Note how many lines hold "structured" and report that number by itself.

→ **GIVEN RECORDS**
:::::

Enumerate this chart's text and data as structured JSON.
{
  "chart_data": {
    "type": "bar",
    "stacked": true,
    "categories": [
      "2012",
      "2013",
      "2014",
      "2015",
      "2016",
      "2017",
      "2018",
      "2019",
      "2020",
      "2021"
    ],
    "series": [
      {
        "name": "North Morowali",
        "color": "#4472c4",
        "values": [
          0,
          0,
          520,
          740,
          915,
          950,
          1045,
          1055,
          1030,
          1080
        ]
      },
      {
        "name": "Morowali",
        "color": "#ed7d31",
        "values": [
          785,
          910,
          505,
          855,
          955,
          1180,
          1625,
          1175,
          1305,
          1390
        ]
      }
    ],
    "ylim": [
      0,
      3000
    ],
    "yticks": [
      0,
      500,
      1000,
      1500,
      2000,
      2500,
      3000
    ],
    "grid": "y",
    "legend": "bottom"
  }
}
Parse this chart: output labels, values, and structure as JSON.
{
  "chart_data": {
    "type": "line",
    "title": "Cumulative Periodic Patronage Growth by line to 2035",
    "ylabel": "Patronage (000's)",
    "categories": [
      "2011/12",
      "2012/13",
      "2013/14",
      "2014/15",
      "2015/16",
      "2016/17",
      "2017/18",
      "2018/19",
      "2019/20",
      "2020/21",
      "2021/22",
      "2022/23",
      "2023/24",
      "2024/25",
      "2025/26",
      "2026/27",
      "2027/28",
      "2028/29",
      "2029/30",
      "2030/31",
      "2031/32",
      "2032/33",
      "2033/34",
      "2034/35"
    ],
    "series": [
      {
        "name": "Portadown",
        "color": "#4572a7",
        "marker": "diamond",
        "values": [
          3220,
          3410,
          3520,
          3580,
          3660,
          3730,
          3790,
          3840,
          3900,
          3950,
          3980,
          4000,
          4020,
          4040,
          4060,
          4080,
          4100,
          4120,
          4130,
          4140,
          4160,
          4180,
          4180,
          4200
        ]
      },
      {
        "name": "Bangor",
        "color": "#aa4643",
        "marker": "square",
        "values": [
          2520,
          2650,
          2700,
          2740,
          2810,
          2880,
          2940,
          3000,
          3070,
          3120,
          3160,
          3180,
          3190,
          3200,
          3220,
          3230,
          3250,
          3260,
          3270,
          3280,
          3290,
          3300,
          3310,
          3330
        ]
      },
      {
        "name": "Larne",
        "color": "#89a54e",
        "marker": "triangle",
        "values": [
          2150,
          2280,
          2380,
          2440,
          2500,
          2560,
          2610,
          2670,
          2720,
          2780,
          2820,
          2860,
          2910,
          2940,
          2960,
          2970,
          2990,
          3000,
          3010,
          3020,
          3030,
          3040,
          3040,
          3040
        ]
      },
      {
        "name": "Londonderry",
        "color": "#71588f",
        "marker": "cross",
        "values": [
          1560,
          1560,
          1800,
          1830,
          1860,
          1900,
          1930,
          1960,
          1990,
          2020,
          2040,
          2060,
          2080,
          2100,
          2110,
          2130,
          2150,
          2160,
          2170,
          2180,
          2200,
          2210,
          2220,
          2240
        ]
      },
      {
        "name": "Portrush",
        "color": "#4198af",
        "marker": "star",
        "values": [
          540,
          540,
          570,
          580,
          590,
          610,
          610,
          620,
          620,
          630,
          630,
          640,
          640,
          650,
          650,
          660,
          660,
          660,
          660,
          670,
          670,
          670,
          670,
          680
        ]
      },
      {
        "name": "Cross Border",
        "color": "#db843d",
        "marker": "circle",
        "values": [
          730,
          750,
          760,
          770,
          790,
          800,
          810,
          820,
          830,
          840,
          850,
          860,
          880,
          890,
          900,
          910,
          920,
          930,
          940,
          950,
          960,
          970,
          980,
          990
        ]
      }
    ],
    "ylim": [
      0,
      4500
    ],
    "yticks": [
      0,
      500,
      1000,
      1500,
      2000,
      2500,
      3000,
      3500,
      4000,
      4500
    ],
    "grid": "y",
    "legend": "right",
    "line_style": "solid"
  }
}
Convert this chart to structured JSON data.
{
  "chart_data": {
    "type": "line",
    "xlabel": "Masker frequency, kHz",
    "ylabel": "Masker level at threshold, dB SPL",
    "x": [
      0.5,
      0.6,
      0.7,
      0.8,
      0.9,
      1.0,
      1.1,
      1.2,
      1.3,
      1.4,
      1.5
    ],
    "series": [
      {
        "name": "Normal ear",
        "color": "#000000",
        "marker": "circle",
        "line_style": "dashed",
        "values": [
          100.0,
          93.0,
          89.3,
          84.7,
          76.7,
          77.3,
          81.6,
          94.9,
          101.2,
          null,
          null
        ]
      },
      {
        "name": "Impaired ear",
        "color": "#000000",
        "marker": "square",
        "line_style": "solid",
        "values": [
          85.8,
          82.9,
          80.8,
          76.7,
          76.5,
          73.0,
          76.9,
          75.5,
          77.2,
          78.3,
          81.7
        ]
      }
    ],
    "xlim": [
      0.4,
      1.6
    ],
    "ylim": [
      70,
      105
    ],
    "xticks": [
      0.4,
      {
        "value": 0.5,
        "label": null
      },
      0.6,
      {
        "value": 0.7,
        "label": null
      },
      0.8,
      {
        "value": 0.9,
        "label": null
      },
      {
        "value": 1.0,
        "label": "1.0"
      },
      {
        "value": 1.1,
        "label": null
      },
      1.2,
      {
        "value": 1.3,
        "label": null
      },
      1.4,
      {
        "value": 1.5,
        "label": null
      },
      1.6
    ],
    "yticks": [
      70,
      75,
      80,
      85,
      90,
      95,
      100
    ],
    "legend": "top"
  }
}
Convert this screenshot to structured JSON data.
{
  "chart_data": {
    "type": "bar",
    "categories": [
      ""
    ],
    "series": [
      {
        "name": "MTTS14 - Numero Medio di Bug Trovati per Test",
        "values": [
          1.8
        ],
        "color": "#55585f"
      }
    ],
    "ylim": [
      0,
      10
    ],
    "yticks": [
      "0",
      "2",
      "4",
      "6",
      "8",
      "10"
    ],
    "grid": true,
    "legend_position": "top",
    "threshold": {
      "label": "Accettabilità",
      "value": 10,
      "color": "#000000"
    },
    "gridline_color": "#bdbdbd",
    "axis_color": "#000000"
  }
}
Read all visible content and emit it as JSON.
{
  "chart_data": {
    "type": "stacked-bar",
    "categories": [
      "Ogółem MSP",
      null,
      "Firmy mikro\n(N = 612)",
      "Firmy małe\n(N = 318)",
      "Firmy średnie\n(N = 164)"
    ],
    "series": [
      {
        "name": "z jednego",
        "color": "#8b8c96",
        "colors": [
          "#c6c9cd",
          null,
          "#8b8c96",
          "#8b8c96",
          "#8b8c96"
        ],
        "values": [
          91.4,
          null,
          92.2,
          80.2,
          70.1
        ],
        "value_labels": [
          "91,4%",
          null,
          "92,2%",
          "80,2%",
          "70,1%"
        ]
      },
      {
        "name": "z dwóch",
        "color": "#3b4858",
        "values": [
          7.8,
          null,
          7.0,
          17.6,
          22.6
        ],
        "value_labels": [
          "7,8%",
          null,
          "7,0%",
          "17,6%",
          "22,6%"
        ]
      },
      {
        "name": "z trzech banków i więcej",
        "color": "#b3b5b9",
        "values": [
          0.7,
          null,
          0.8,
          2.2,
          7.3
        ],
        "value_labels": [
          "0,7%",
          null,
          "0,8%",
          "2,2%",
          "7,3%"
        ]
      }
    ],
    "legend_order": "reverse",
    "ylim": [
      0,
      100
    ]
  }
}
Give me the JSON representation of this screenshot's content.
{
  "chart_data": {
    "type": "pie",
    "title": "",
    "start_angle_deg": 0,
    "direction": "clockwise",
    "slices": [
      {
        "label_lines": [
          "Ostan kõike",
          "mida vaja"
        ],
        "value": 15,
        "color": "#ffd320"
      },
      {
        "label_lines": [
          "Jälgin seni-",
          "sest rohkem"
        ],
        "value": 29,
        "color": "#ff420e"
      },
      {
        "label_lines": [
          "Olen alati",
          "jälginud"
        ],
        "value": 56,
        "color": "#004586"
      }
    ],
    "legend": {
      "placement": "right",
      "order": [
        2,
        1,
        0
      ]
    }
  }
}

:::::

→ **RESPONSE**
3